▶ [Your objective]:
List all lines in the material below that contain "text".

▶ [Available records]:
# # # #

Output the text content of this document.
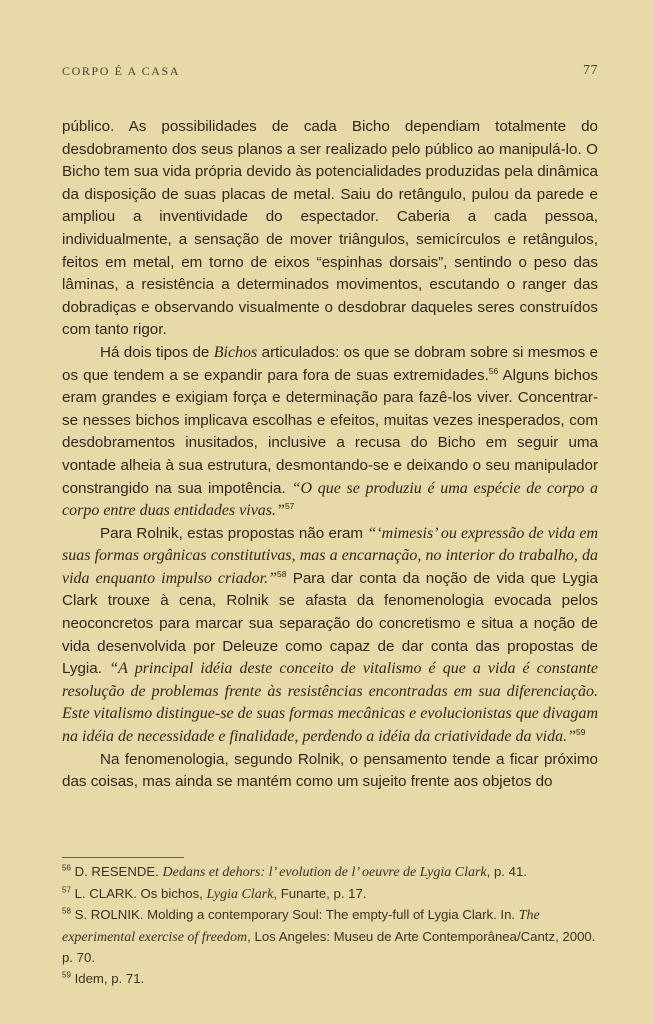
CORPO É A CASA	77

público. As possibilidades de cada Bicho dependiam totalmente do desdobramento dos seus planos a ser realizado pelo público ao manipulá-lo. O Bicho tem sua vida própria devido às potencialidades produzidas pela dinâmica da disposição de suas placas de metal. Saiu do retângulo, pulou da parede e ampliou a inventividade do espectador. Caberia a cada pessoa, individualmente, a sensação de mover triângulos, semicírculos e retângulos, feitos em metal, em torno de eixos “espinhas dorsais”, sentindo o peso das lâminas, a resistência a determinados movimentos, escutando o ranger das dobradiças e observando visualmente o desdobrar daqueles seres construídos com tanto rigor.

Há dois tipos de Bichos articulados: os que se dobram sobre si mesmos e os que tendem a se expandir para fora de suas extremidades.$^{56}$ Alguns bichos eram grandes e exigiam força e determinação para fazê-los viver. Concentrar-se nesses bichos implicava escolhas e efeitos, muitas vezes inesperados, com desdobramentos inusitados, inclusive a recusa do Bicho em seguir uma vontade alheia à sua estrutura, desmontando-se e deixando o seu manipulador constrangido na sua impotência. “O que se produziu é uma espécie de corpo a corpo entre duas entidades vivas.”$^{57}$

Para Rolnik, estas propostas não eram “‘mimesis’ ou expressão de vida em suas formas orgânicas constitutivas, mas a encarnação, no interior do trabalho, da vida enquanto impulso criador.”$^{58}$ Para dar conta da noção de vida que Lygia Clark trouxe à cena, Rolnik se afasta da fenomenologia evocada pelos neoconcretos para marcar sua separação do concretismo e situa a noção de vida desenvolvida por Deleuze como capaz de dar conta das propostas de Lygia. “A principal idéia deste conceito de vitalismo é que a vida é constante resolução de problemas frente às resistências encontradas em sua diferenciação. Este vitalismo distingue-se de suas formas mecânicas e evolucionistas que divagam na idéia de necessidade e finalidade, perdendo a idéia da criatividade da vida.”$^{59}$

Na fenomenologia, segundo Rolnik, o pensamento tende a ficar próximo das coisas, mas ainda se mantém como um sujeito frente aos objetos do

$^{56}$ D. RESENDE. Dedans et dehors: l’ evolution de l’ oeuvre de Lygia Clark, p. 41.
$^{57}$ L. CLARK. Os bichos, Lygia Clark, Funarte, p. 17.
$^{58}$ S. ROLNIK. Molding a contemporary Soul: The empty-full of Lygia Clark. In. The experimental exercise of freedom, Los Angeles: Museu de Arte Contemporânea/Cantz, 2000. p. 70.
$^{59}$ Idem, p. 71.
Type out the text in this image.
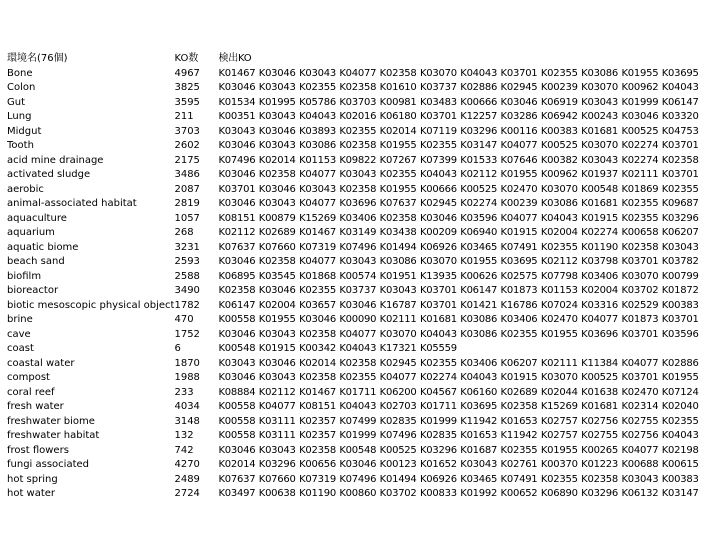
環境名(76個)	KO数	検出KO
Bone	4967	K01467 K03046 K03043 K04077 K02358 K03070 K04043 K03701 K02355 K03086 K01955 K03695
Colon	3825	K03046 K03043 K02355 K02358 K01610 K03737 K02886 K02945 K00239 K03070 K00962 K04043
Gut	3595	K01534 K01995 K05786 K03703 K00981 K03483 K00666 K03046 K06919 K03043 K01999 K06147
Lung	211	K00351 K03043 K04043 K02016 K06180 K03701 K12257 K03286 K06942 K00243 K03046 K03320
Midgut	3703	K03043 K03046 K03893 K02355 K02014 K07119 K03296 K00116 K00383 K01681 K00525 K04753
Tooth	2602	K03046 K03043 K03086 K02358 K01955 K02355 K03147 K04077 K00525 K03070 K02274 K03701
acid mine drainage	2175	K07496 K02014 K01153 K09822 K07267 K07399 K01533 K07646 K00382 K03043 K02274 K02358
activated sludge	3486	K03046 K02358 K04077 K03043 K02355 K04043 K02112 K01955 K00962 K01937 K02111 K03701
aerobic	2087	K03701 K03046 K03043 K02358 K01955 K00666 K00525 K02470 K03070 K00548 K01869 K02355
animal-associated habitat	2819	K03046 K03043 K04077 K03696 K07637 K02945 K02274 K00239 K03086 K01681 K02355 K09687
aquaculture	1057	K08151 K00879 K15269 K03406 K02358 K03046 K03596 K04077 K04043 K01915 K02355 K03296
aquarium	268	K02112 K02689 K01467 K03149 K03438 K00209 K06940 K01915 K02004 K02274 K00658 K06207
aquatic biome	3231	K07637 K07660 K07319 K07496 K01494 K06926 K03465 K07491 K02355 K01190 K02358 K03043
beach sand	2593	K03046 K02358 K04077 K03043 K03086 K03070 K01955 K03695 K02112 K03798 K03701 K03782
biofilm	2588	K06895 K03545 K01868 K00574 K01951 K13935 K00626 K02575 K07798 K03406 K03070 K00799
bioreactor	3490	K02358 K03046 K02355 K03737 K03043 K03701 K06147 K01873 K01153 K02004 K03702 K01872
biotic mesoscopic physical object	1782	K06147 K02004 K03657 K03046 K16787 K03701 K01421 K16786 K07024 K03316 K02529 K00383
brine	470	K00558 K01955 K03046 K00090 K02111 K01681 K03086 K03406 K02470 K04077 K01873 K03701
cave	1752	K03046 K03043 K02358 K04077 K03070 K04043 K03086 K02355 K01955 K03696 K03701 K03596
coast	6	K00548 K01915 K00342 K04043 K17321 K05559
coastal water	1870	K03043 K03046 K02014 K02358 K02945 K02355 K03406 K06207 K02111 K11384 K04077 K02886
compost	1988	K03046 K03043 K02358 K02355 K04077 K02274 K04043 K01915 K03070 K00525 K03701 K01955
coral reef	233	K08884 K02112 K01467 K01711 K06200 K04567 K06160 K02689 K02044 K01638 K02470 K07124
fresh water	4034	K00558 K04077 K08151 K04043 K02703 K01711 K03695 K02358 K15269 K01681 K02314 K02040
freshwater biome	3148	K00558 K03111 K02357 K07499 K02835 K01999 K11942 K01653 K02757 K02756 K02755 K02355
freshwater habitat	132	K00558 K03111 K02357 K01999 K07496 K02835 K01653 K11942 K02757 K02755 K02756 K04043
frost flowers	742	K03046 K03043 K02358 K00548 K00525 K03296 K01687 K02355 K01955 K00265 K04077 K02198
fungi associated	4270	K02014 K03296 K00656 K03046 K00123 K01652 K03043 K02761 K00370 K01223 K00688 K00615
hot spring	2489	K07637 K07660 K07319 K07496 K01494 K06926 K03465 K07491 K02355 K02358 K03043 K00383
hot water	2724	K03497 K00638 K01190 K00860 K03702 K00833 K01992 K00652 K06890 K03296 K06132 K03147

# # # #

▶ [Written response]:
Output the text content of this document.
Type out the text in this image.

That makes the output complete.